Exercise material:
* begin *
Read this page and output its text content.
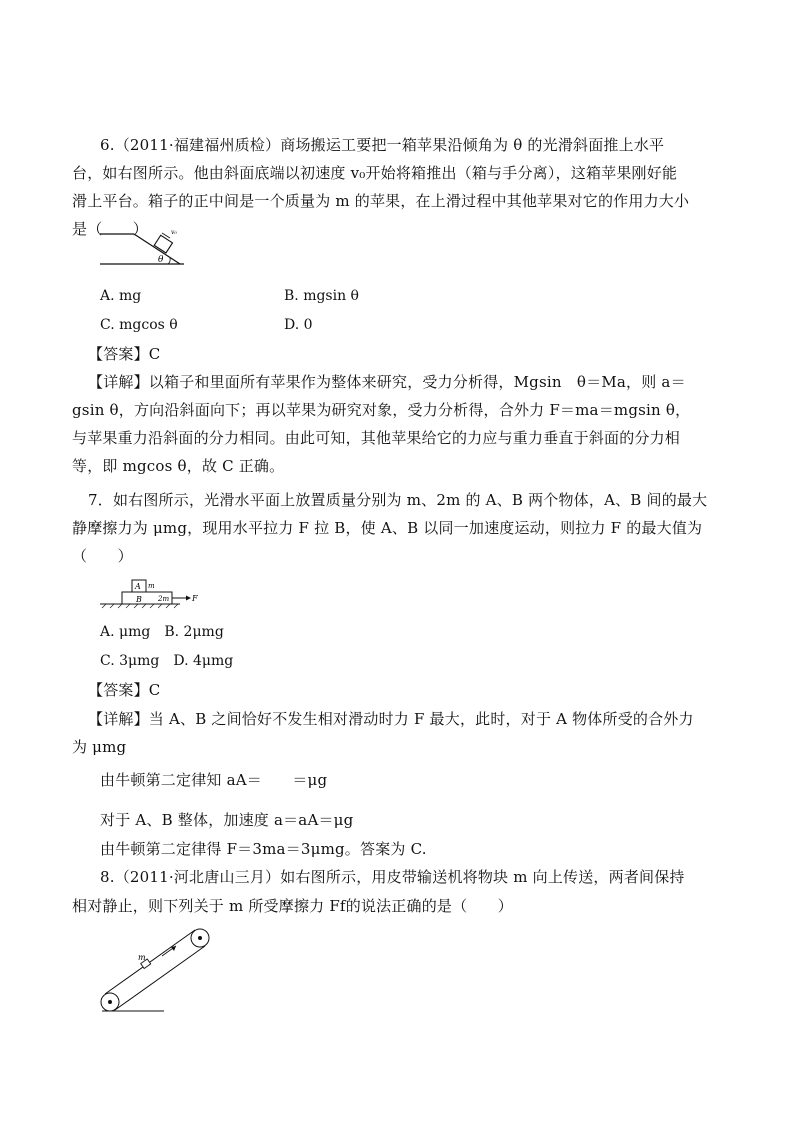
6.（2011·福建福州质检）商场搬运工要把一箱苹果沿倾角为 θ 的光滑斜面推上水平
台，如右图所示。他由斜面底端以初速度 v₀开始将箱推出（箱与手分离），这箱苹果刚好能
滑上平台。箱子的正中间是一个质量为 m 的苹果，在上滑过程中其他苹果对它的作用力大小
是（　　）	v₀
θ
A. mg	B. mgsin θ
C. mgcos θ	D. 0
【答案】C
【详解】以箱子和里面所有苹果作为整体来研究，受力分析得，Mgsin　θ＝Ma，则 a＝
gsin θ，方向沿斜面向下；再以苹果为研究对象，受力分析得，合外力 F＝ma＝mgsin θ，
与苹果重力沿斜面的分力相同。由此可知，其他苹果给它的力应与重力垂直于斜面的分力相
等，即 mgcos θ，故 C 正确。
7．如右图所示，光滑水平面上放置质量分别为 m、2m 的 A、B 两个物体，A、B 间的最大
静摩擦力为 μmg，现用水平拉力 F 拉 B，使 A、B 以同一加速度运动，则拉力 F 的最大值为
（　　）
A m
B 2m	F
A. μmg　B. 2μmg
C. 3μmg　D. 4μmg
【答案】C
【详解】当 A、B 之间恰好不发生相对滑动时力 F 最大，此时，对于 A 物体所受的合外力
为 μmg
由牛顿第二定律知 aA＝　　＝μg
对于 A、B 整体，加速度 a＝aA＝μg
由牛顿第二定律得 F＝3ma＝3μmg。答案为 C.
8.（2011·河北唐山三月）如右图所示，用皮带输送机将物块 m 向上传送，两者间保持
相对静止，则下列关于 m 所受摩擦力 Ff的说法正确的是（　　）
m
* end *
Short problem:
Write the entries above out in full, exactly, with no images.

Worked answer:
Read this page and output its text content.
6.（2011·福建福州质检）商场搬运工要把一箱苹果沿倾角为 θ 的光滑斜面推上水平
台，如右图所示。他由斜面底端以初速度 v₀开始将箱推出（箱与手分离），这箱苹果刚好能
滑上平台。箱子的正中间是一个质量为 m 的苹果，在上滑过程中其他苹果对它的作用力大小
是（　　）	v₀
θ
A. mg	B. mgsin θ
C. mgcos θ	D. 0
【答案】C
【详解】以箱子和里面所有苹果作为整体来研究，受力分析得，Mgsin　θ＝Ma，则 a＝
gsin θ，方向沿斜面向下；再以苹果为研究对象，受力分析得，合外力 F＝ma＝mgsin θ，
与苹果重力沿斜面的分力相同。由此可知，其他苹果给它的力应与重力垂直于斜面的分力相
等，即 mgcos θ，故 C 正确。
7．如右图所示，光滑水平面上放置质量分别为 m、2m 的 A、B 两个物体，A、B 间的最大
静摩擦力为 μmg，现用水平拉力 F 拉 B，使 A、B 以同一加速度运动，则拉力 F 的最大值为
（　　）
A m
B 2m	F
A. μmg　B. 2μmg
C. 3μmg　D. 4μmg
【答案】C
【详解】当 A、B 之间恰好不发生相对滑动时力 F 最大，此时，对于 A 物体所受的合外力
为 μmg
由牛顿第二定律知 aA＝　　＝μg
对于 A、B 整体，加速度 a＝aA＝μg
由牛顿第二定律得 F＝3ma＝3μmg。答案为 C.
8.（2011·河北唐山三月）如右图所示，用皮带输送机将物块 m 向上传送，两者间保持
相对静止，则下列关于 m 所受摩擦力 Ff的说法正确的是（　　）
m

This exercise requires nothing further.